■ Problem details
Read the listing below and copy out every line that holds "this".
#####
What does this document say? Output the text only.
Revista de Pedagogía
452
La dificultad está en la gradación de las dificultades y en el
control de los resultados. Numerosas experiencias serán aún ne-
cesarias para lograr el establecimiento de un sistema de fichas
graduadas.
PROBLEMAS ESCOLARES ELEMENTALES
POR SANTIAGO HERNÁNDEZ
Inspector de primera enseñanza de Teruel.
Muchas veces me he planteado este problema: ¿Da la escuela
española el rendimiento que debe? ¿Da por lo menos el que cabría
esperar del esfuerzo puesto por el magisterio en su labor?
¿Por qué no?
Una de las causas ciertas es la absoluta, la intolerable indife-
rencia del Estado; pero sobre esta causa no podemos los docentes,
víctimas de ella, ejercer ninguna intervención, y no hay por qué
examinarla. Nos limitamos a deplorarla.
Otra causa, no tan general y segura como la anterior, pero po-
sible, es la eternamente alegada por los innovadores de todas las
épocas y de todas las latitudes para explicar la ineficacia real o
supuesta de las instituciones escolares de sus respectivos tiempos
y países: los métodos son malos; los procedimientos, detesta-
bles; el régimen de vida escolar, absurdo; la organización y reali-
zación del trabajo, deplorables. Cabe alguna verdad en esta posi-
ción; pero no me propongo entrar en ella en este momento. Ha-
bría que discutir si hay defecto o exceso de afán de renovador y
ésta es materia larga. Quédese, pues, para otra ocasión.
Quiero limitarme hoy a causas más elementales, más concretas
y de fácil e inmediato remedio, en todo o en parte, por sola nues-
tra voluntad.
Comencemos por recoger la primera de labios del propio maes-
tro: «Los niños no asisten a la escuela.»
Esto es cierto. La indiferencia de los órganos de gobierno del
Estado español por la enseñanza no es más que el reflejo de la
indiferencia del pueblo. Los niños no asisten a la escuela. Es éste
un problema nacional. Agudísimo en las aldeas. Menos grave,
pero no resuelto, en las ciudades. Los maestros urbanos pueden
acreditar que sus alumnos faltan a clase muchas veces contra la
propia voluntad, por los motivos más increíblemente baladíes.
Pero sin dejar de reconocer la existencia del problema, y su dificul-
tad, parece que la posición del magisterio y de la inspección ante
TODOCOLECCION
#####
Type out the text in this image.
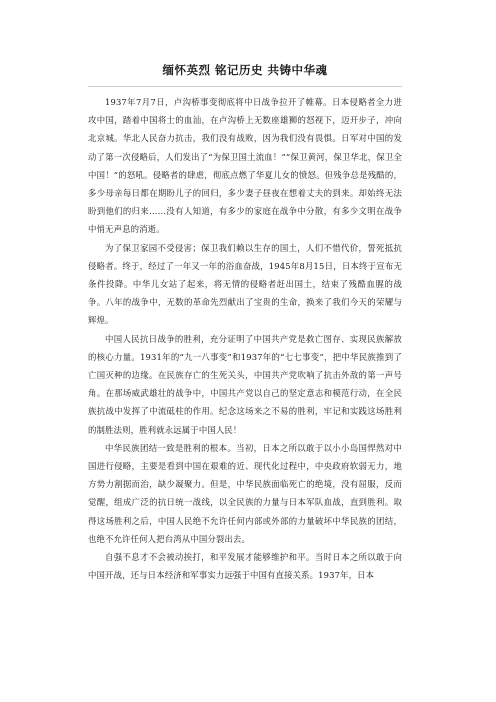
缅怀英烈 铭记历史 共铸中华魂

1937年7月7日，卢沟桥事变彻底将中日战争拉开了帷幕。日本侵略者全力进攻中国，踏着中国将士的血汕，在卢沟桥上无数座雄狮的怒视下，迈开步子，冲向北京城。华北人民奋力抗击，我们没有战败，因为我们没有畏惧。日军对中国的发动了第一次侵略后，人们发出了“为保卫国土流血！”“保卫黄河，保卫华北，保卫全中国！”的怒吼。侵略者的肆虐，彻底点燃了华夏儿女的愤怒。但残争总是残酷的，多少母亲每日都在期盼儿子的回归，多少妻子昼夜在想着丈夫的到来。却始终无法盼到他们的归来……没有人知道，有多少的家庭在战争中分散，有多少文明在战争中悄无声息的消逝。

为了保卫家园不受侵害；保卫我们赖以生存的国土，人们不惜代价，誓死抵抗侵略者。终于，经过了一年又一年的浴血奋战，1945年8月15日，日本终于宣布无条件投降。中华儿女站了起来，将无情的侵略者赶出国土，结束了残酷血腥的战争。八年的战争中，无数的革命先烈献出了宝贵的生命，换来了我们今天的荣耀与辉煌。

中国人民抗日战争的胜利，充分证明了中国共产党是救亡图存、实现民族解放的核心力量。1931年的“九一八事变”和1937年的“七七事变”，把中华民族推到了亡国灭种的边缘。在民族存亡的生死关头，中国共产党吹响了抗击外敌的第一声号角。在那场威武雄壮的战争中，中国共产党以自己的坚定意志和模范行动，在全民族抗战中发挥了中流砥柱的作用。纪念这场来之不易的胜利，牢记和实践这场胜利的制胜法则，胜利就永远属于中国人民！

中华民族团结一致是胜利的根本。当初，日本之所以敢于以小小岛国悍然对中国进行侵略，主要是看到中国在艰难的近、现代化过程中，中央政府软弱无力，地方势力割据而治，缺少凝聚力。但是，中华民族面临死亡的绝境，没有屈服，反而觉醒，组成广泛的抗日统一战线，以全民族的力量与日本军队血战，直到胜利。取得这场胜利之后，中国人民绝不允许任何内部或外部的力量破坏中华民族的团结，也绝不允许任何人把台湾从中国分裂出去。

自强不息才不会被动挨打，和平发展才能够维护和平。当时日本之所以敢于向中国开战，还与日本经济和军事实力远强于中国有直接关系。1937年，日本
#####
■ Expected answer
What does this document say? Output the text only.
Type out the text in this image.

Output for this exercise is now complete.